* TO BE DONE
How many lines hold the string "title"? Reply with the number alone.

[Stored data entries]
———

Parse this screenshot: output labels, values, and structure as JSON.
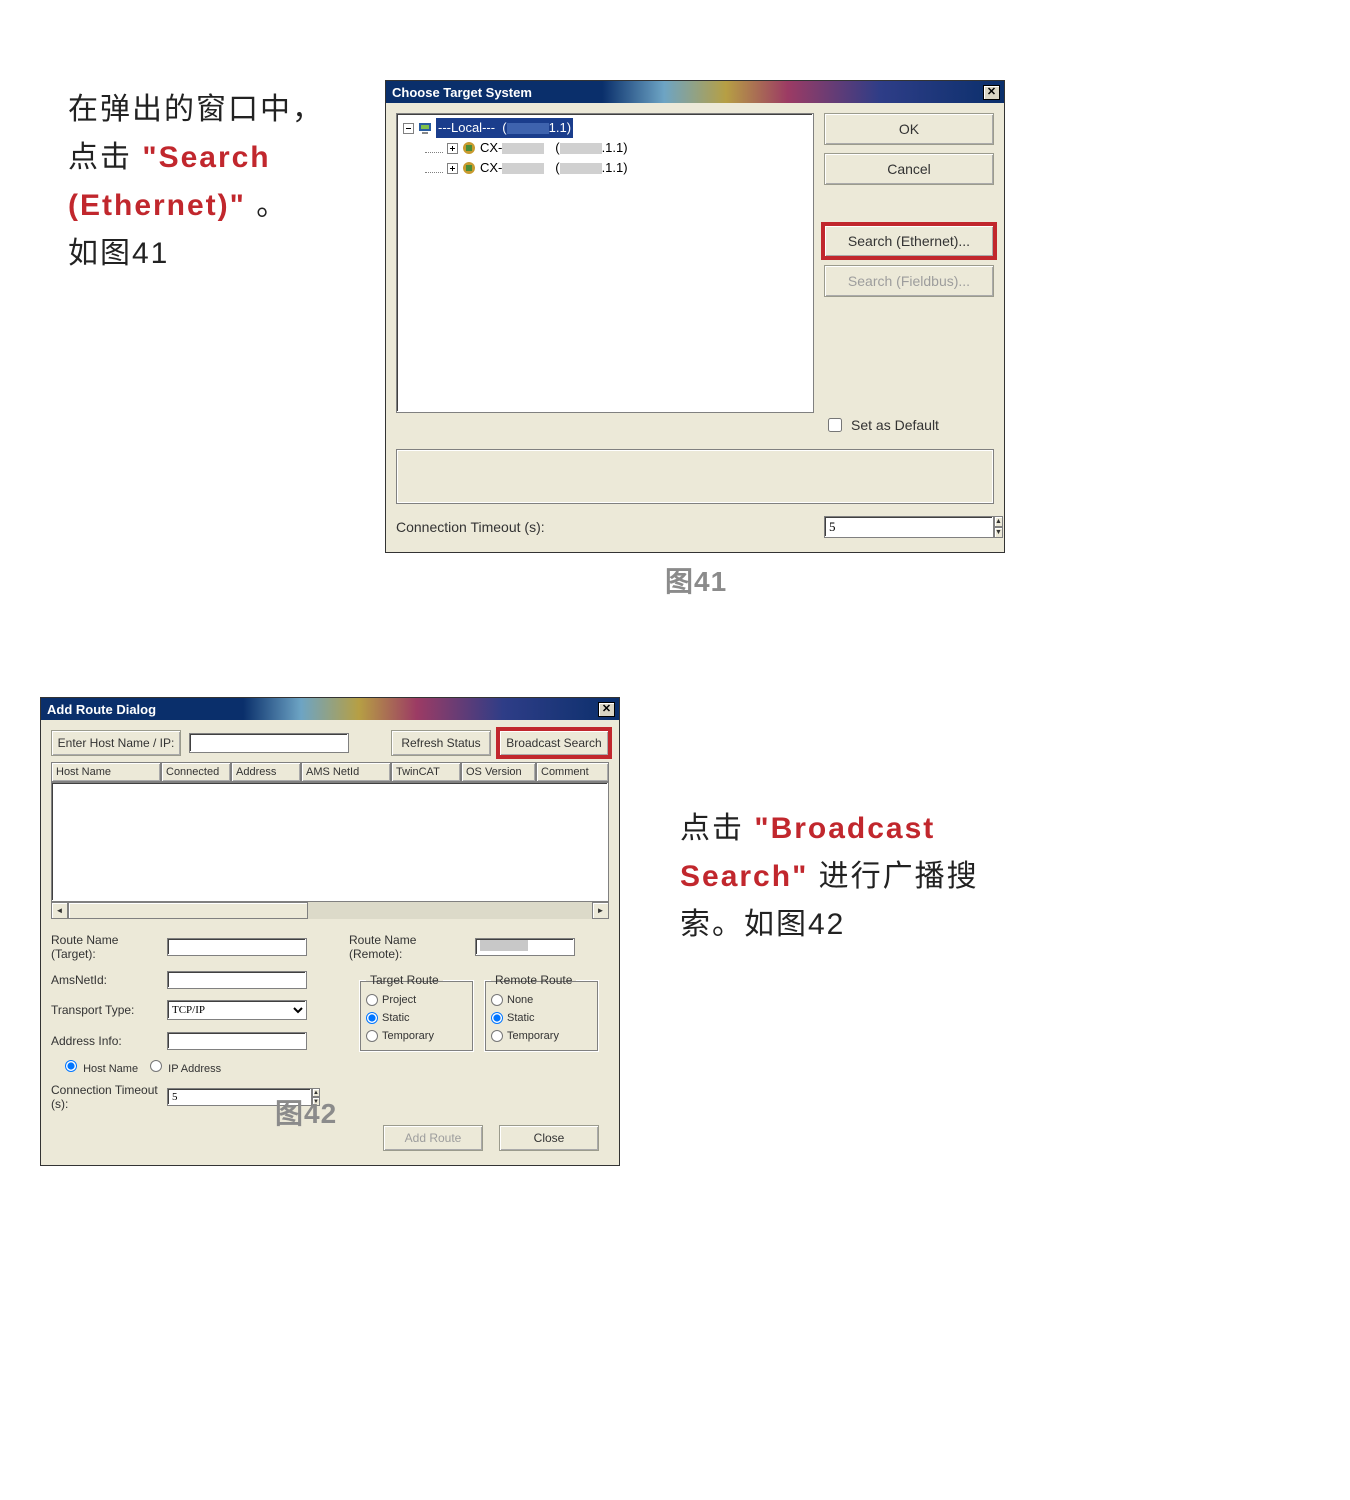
{
  "instruction41": {
    "line1": "在弹出的窗口中，",
    "line2a": "点击 ",
    "line2b_red": "\"Search (Ethernet)\"",
    "line2c": " 。",
    "line3": "如图41"
  },
  "caption41": "图41",
  "instruction42": {
    "line1a": "点击 ",
    "line1b_red": "\"Broadcast Search\"",
    "line1c": " 进行广播搜索。如图42"
  },
  "caption42": "图42",
  "dlg41": {
    "title": "Choose Target System",
    "tree": {
      "root": {
        "label": "---Local---",
        "suffix": "1.1)"
      },
      "children": [
        {
          "label": "CX-",
          "suffix": ".1.1)"
        },
        {
          "label": "CX-",
          "suffix": ".1.1)"
        }
      ]
    },
    "buttons": {
      "ok": "OK",
      "cancel": "Cancel",
      "search_ethernet": "Search (Ethernet)...",
      "search_fieldbus": "Search (Fieldbus)..."
    },
    "set_default_label": "Set as Default",
    "set_default_checked": false,
    "timeout_label": "Connection Timeout (s):",
    "timeout_value": "5"
  },
  "dlg42": {
    "title": "Add Route Dialog",
    "top": {
      "enter_host": "Enter Host Name / IP:",
      "refresh": "Refresh Status",
      "broadcast": "Broadcast Search"
    },
    "columns": [
      "Host Name",
      "Connected",
      "Address",
      "AMS NetId",
      "TwinCAT",
      "OS Version",
      "Comment"
    ],
    "fields": {
      "route_name_target": "Route Name (Target):",
      "amsnetid": "AmsNetId:",
      "transport_type": "Transport Type:",
      "transport_value": "TCP/IP",
      "address_info": "Address Info:",
      "hostname_radio": "Host Name",
      "ipaddress_radio": "IP Address",
      "conn_timeout": "Connection Timeout (s):",
      "conn_timeout_value": "5",
      "route_name_remote": "Route Name (Remote):"
    },
    "target_route": {
      "legend": "Target Route",
      "options": [
        "Project",
        "Static",
        "Temporary"
      ],
      "selected": "Static"
    },
    "remote_route": {
      "legend": "Remote Route",
      "options": [
        "None",
        "Static",
        "Temporary"
      ],
      "selected": "Static"
    },
    "buttons": {
      "add_route": "Add Route",
      "close": "Close"
    }
  }
}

———

* RESULT
2